### QUELLE
<<<<

Erste Hypothesen begründen die Überprüfung von Alibis (den Unterschied zwischen subjektivem und objektivem Alibi erklärt die Online-Vorlesung Erfolgreich Fernsehkrimis schreiben https://vimeo.com/ondemand/krimischreiben.)
Es passiert ein Deckungsmord.
Die Lieblingshypothese des Ermittlers bricht zusammen. Der verhassteste Verdächtige, den man am liebsten überführt hätte, kann die Tat nicht begangen haben.
Aus den Splittern des falschen Lösungsbildes kann endlich das richtige zusammengesetzt und ihm zufolge der Täter überführt werden. Konfrontiert mit der Logik und Last der Beweise gegen ihn, bricht er zusammen und gesteht die Tat.
Jeder Verdächtige in einer Krimi-Handlung bedingt eine Fährte; die meisten davon sind falsch, nur eine schließlich die richtige.

>>>>

### EXTRAHIERTE DATEN
<<<<

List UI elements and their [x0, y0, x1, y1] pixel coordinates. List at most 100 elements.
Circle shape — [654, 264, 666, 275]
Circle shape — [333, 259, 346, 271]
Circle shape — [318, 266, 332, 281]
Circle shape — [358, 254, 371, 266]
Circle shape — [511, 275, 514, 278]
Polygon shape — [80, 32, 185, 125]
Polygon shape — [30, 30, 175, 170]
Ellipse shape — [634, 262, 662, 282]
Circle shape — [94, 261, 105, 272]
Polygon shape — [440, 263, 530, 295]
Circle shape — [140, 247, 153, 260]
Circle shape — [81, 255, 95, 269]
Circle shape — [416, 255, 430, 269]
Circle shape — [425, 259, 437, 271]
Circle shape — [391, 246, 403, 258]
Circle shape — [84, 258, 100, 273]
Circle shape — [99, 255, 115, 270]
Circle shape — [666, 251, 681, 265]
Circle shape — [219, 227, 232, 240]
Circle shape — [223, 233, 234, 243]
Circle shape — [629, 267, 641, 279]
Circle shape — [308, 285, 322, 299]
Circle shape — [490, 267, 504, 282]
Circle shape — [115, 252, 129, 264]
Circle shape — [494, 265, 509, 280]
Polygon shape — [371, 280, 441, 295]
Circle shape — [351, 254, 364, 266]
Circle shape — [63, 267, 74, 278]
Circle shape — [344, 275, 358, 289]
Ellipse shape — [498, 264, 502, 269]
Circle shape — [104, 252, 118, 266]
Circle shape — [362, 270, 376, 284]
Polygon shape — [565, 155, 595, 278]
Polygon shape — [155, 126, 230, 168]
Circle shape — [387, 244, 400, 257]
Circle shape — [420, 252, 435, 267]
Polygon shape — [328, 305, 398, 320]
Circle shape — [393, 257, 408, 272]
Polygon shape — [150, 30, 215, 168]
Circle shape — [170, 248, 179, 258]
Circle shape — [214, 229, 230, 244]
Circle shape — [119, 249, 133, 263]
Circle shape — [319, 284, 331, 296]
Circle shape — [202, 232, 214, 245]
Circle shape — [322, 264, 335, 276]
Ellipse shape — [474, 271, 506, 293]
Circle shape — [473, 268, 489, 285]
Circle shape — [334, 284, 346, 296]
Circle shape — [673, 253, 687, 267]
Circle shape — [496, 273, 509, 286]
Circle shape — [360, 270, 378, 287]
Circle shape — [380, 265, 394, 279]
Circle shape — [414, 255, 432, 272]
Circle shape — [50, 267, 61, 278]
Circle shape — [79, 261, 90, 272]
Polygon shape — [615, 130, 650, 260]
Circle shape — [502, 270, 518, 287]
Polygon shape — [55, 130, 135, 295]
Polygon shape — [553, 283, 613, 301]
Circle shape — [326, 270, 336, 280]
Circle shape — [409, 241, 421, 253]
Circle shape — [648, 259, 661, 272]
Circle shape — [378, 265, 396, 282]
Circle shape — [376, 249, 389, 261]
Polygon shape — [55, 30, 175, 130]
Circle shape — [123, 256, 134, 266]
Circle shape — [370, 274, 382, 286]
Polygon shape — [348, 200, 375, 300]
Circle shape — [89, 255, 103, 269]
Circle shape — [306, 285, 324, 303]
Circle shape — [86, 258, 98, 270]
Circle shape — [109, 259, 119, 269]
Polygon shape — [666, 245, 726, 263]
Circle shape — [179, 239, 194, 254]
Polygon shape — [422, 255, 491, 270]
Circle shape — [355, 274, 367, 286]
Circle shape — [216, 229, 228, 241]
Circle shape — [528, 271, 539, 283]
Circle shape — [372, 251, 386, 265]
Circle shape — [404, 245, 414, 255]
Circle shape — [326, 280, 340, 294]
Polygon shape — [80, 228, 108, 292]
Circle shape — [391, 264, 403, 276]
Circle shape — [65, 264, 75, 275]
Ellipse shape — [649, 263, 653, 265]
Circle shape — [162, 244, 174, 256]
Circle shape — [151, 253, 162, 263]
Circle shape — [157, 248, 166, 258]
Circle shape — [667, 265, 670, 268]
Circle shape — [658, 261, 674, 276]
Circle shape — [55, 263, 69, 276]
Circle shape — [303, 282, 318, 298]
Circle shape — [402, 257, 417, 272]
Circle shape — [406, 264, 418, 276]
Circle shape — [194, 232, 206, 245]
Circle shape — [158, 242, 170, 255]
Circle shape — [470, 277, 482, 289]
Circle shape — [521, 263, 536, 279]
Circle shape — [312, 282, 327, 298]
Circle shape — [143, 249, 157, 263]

>>>>

### DEINE AUFGABE
Was tut der Täter laut der Quelle, wenn er mit der Logik und Last der Beweise konfrontiert wird? Bitte antworte in einem Satz.

### ERGEBNIS DER AUFGABE
Er bricht zusammen und gesteht die Tat.